■ REQUIRED TASK ■
In full and without deviation, write out the entries that follow.
-------
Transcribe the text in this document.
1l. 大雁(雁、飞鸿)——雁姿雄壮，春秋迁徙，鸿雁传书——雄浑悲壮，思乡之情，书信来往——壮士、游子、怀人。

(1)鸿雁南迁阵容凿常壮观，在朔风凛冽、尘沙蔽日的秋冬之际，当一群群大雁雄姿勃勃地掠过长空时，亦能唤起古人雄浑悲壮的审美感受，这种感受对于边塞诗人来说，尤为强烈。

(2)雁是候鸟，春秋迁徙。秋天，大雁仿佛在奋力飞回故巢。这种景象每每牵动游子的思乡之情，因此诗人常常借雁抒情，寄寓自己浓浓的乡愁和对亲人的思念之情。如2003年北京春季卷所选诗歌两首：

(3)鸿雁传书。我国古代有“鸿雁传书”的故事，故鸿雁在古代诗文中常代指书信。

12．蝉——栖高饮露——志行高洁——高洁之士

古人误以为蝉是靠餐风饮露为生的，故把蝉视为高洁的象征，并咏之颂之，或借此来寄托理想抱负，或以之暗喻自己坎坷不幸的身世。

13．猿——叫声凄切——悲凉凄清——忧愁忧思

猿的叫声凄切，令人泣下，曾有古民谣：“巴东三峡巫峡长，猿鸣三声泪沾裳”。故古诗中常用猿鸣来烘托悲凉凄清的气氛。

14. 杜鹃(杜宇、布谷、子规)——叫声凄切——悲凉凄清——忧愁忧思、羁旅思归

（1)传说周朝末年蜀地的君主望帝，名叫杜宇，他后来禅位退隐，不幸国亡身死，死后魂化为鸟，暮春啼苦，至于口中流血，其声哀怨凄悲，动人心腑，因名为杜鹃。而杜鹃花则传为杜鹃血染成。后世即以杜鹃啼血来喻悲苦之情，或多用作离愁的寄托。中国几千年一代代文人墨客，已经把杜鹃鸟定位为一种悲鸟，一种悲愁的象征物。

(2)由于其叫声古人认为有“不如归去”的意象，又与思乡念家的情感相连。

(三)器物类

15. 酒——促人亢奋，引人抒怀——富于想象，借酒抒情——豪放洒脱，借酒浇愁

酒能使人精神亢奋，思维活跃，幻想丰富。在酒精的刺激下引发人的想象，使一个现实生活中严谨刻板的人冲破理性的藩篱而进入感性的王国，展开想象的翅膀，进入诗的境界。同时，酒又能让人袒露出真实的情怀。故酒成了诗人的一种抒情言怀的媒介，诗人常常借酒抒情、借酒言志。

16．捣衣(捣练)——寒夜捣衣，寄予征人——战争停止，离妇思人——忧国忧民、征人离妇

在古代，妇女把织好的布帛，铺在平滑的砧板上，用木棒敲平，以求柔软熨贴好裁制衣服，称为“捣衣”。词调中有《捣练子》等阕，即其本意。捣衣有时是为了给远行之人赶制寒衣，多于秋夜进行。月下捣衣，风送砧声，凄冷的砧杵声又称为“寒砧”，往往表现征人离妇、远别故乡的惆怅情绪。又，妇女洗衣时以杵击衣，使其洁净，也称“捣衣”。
-------
■ THE RESPONSE ■
Transcribe the text in this document.
1l. 大雁(雁、飞鸿)——雁姿雄壮，春秋迁徙，鸿雁传书——雄浑悲壮，思乡之情，书信来往——壮士、游子、怀人。

(1)鸿雁南迁阵容凿常壮观，在朔风凛冽、尘沙蔽日的秋冬之际，当一群群大雁雄姿勃勃地掠过长空时，亦能唤起古人雄浑悲壮的审美感受，这种感受对于边塞诗人来说，尤为强烈。

(2)雁是候鸟，春秋迁徙。秋天，大雁仿佛在奋力飞回故巢。这种景象每每牵动游子的思乡之情，因此诗人常常借雁抒情，寄寓自己浓浓的乡愁和对亲人的思念之情。如2003年北京春季卷所选诗歌两首：

(3)鸿雁传书。我国古代有“鸿雁传书”的故事，故鸿雁在古代诗文中常代指书信。

12．蝉——栖高饮露——志行高洁——高洁之士

古人误以为蝉是靠餐风饮露为生的，故把蝉视为高洁的象征，并咏之颂之，或借此来寄托理想抱负，或以之暗喻自己坎坷不幸的身世。

13．猿——叫声凄切——悲凉凄清——忧愁忧思

猿的叫声凄切，令人泣下，曾有古民谣：“巴东三峡巫峡长，猿鸣三声泪沾裳”。故古诗中常用猿鸣来烘托悲凉凄清的气氛。

14. 杜鹃(杜宇、布谷、子规)——叫声凄切——悲凉凄清——忧愁忧思、羁旅思归

（1)传说周朝末年蜀地的君主望帝，名叫杜宇，他后来禅位退隐，不幸国亡身死，死后魂化为鸟，暮春啼苦，至于口中流血，其声哀怨凄悲，动人心腑，因名为杜鹃。而杜鹃花则传为杜鹃血染成。后世即以杜鹃啼血来喻悲苦之情，或多用作离愁的寄托。中国几千年一代代文人墨客，已经把杜鹃鸟定位为一种悲鸟，一种悲愁的象征物。

(2)由于其叫声古人认为有“不如归去”的意象，又与思乡念家的情感相连。

(三)器物类

15. 酒——促人亢奋，引人抒怀——富于想象，借酒抒情——豪放洒脱，借酒浇愁

酒能使人精神亢奋，思维活跃，幻想丰富。在酒精的刺激下引发人的想象，使一个现实生活中严谨刻板的人冲破理性的藩篱而进入感性的王国，展开想象的翅膀，进入诗的境界。同时，酒又能让人袒露出真实的情怀。故酒成了诗人的一种抒情言怀的媒介，诗人常常借酒抒情、借酒言志。

16．捣衣(捣练)——寒夜捣衣，寄予征人——战争停止，离妇思人——忧国忧民、征人离妇

在古代，妇女把织好的布帛，铺在平滑的砧板上，用木棒敲平，以求柔软熨贴好裁制衣服，称为“捣衣”。词调中有《捣练子》等阕，即其本意。捣衣有时是为了给远行之人赶制寒衣，多于秋夜进行。月下捣衣，风送砧声，凄冷的砧杵声又称为“寒砧”，往往表现征人离妇、远别故乡的惆怅情绪。又，妇女洗衣时以杵击衣，使其洁净，也称“捣衣”。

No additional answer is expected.